-- SOURCE RECORDS start --

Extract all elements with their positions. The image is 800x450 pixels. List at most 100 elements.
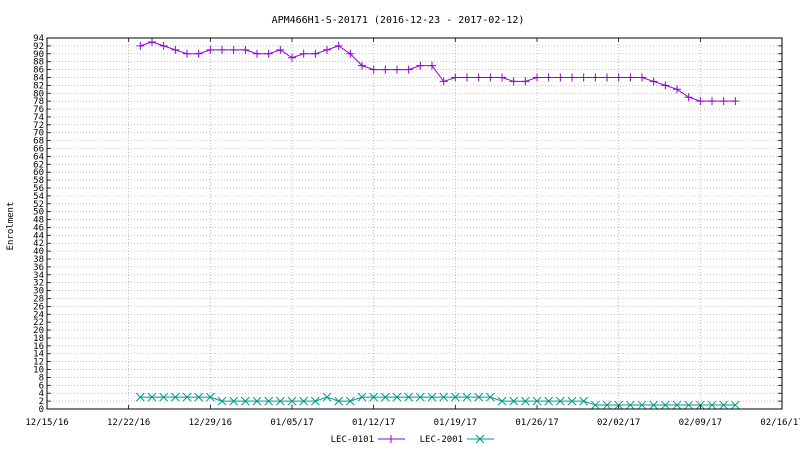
data-point: [380, 392, 390, 402]
data-point: [474, 73, 483, 82]
y-tick-label: 40: [33, 247, 44, 257]
y-tick-label: 42: [33, 239, 44, 249]
series-line: [140, 41, 736, 102]
x-tick-label: 12/29/16: [189, 418, 232, 428]
data-point: [404, 392, 414, 402]
data-point: [205, 392, 215, 402]
data-point: [579, 396, 589, 406]
data-point: [708, 97, 716, 106]
data-point: [568, 73, 576, 82]
data-point: [217, 396, 227, 406]
x-tick-label: 02/16/17: [760, 418, 800, 428]
y-tick-label: 90: [33, 50, 44, 60]
data-point: [288, 53, 296, 62]
y-tick-label: 4: [39, 389, 44, 399]
data-point: [392, 392, 402, 402]
data-point: [602, 400, 612, 410]
y-axis: 0246810121416182022242628303234363840424…: [33, 34, 782, 415]
data-point: [719, 97, 728, 106]
data-point: [252, 396, 262, 406]
series-lec-0101: [136, 37, 740, 106]
data-point: [649, 400, 659, 410]
data-point: [649, 77, 658, 86]
data-point: [707, 400, 717, 410]
y-tick-label: 48: [33, 216, 44, 226]
data-point: [264, 49, 273, 58]
legend-marker: [475, 434, 485, 444]
y-tick-label: 78: [33, 97, 44, 107]
data-point: [427, 392, 437, 402]
series-layer: [135, 37, 740, 410]
y-tick-label: 26: [33, 302, 44, 312]
data-point: [182, 392, 192, 402]
y-tick-label: 72: [33, 121, 44, 131]
data-point: [416, 61, 425, 70]
y-tick-label: 62: [33, 160, 44, 170]
y-tick-label: 0: [39, 405, 44, 415]
y-tick-label: 30: [33, 287, 44, 297]
data-point: [147, 392, 157, 402]
data-point: [509, 396, 519, 406]
legend-marker: [387, 435, 395, 443]
data-point: [544, 396, 554, 406]
data-point: [603, 73, 611, 82]
y-tick-label: 34: [33, 271, 44, 281]
data-point: [369, 392, 379, 402]
plot-frame: [46, 37, 783, 410]
data-point: [206, 45, 215, 54]
data-point: [463, 73, 471, 82]
data-point: [253, 49, 261, 58]
data-point: [159, 41, 168, 50]
grid-lines: [47, 38, 782, 409]
y-tick-label: 32: [33, 279, 44, 289]
data-point: [625, 400, 635, 410]
data-point: [183, 49, 191, 58]
data-point: [509, 77, 518, 86]
data-point: [334, 41, 343, 50]
y-tick-label: 44: [33, 231, 44, 241]
data-point: [497, 396, 507, 406]
data-point: [229, 396, 239, 406]
y-tick-label: 70: [33, 129, 44, 139]
y-tick-label: 58: [33, 176, 44, 186]
y-tick-label: 38: [33, 255, 44, 265]
data-point: [731, 97, 740, 106]
data-point: [533, 73, 541, 82]
data-point: [311, 49, 320, 58]
y-tick-label: 64: [33, 152, 44, 162]
data-point: [462, 392, 472, 402]
data-point: [626, 73, 635, 82]
data-point: [358, 61, 366, 70]
data-point: [275, 396, 285, 406]
data-point: [346, 49, 355, 58]
y-tick-label: 92: [33, 42, 44, 52]
data-point: [637, 400, 647, 410]
data-point: [451, 73, 460, 82]
data-point: [567, 396, 577, 406]
y-tick-label: 82: [33, 81, 44, 91]
y-tick-label: 8: [39, 373, 44, 383]
data-point: [170, 392, 180, 402]
x-tick-label: 02/09/17: [679, 418, 722, 428]
data-point: [369, 65, 378, 74]
data-point: [345, 396, 355, 406]
data-point: [218, 45, 226, 54]
legend-entry: LEC-0101: [331, 435, 405, 445]
x-tick-label: 01/05/17: [270, 418, 313, 428]
y-tick-label: 88: [33, 58, 44, 68]
data-point: [498, 73, 506, 82]
y-tick-label: 46: [33, 223, 44, 233]
legend-label: LEC-0101: [331, 435, 374, 445]
x-tick-label: 01/19/17: [434, 418, 477, 428]
data-point: [591, 73, 600, 82]
y-tick-label: 36: [33, 263, 44, 273]
y-tick-label: 52: [33, 200, 44, 210]
y-tick-label: 6: [39, 381, 44, 391]
y-tick-label: 24: [33, 310, 44, 320]
y-tick-label: 80: [33, 89, 44, 99]
data-point: [194, 392, 204, 402]
data-point: [684, 400, 694, 410]
x-tick-label: 01/12/17: [352, 418, 395, 428]
data-point: [264, 396, 274, 406]
data-point: [520, 396, 530, 406]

-- SOURCE RECORDS end --

*GIVEN EXERCISE:* Copy out every line of the items above word for word, leaving out the pictures.

*CORRECT RESULT:*
Extract all elements with their positions. The image is 800x450 pixels. List at most 100 elements.
data-point: [380, 392, 390, 402]
data-point: [474, 73, 483, 82]
y-tick-label: 40: [33, 247, 44, 257]
y-tick-label: 42: [33, 239, 44, 249]
series-line: [140, 41, 736, 102]
x-tick-label: 12/29/16: [189, 418, 232, 428]
data-point: [404, 392, 414, 402]
data-point: [205, 392, 215, 402]
data-point: [579, 396, 589, 406]
data-point: [708, 97, 716, 106]
data-point: [568, 73, 576, 82]
data-point: [217, 396, 227, 406]
x-tick-label: 02/16/17: [760, 418, 800, 428]
y-tick-label: 90: [33, 50, 44, 60]
data-point: [288, 53, 296, 62]
y-tick-label: 4: [39, 389, 44, 399]
data-point: [392, 392, 402, 402]
data-point: [602, 400, 612, 410]
y-axis: 0246810121416182022242628303234363840424…: [33, 34, 782, 415]
data-point: [719, 97, 728, 106]
data-point: [252, 396, 262, 406]
series-lec-0101: [136, 37, 740, 106]
data-point: [649, 400, 659, 410]
data-point: [649, 77, 658, 86]
data-point: [707, 400, 717, 410]
y-tick-label: 48: [33, 216, 44, 226]
data-point: [264, 49, 273, 58]
legend-marker: [475, 434, 485, 444]
y-tick-label: 78: [33, 97, 44, 107]
data-point: [427, 392, 437, 402]
series-layer: [135, 37, 740, 410]
y-tick-label: 26: [33, 302, 44, 312]
data-point: [182, 392, 192, 402]
y-tick-label: 72: [33, 121, 44, 131]
data-point: [416, 61, 425, 70]
y-tick-label: 62: [33, 160, 44, 170]
y-tick-label: 0: [39, 405, 44, 415]
y-tick-label: 30: [33, 287, 44, 297]
data-point: [147, 392, 157, 402]
data-point: [509, 396, 519, 406]
legend-marker: [387, 435, 395, 443]
data-point: [544, 396, 554, 406]
data-point: [603, 73, 611, 82]
y-tick-label: 34: [33, 271, 44, 281]
data-point: [369, 392, 379, 402]
plot-frame: [46, 37, 783, 410]
data-point: [206, 45, 215, 54]
data-point: [463, 73, 471, 82]
data-point: [253, 49, 261, 58]
data-point: [159, 41, 168, 50]
grid-lines: [47, 38, 782, 409]
y-tick-label: 32: [33, 279, 44, 289]
data-point: [625, 400, 635, 410]
data-point: [183, 49, 191, 58]
data-point: [509, 77, 518, 86]
data-point: [334, 41, 343, 50]
y-tick-label: 44: [33, 231, 44, 241]
data-point: [497, 396, 507, 406]
data-point: [229, 396, 239, 406]
y-tick-label: 70: [33, 129, 44, 139]
y-tick-label: 58: [33, 176, 44, 186]
y-tick-label: 38: [33, 255, 44, 265]
data-point: [731, 97, 740, 106]
data-point: [533, 73, 541, 82]
data-point: [311, 49, 320, 58]
y-tick-label: 64: [33, 152, 44, 162]
data-point: [462, 392, 472, 402]
data-point: [626, 73, 635, 82]
data-point: [358, 61, 366, 70]
data-point: [275, 396, 285, 406]
data-point: [346, 49, 355, 58]
y-tick-label: 92: [33, 42, 44, 52]
data-point: [637, 400, 647, 410]
data-point: [451, 73, 460, 82]
data-point: [567, 396, 577, 406]
y-tick-label: 82: [33, 81, 44, 91]
y-tick-label: 8: [39, 373, 44, 383]
data-point: [170, 392, 180, 402]
x-tick-label: 02/09/17: [679, 418, 722, 428]
data-point: [369, 65, 378, 74]
data-point: [345, 396, 355, 406]
data-point: [218, 45, 226, 54]
legend-entry: LEC-0101: [331, 435, 405, 445]
x-tick-label: 01/05/17: [270, 418, 313, 428]
y-tick-label: 88: [33, 58, 44, 68]
data-point: [498, 73, 506, 82]
y-tick-label: 46: [33, 223, 44, 233]
legend-label: LEC-0101: [331, 435, 374, 445]
x-tick-label: 01/19/17: [434, 418, 477, 428]
data-point: [591, 73, 600, 82]
y-tick-label: 36: [33, 263, 44, 273]
y-tick-label: 52: [33, 200, 44, 210]
y-tick-label: 6: [39, 381, 44, 391]
y-tick-label: 24: [33, 310, 44, 320]
y-tick-label: 80: [33, 89, 44, 99]
data-point: [194, 392, 204, 402]
data-point: [684, 400, 694, 410]
x-tick-label: 01/12/17: [352, 418, 395, 428]
data-point: [264, 396, 274, 406]
data-point: [520, 396, 530, 406]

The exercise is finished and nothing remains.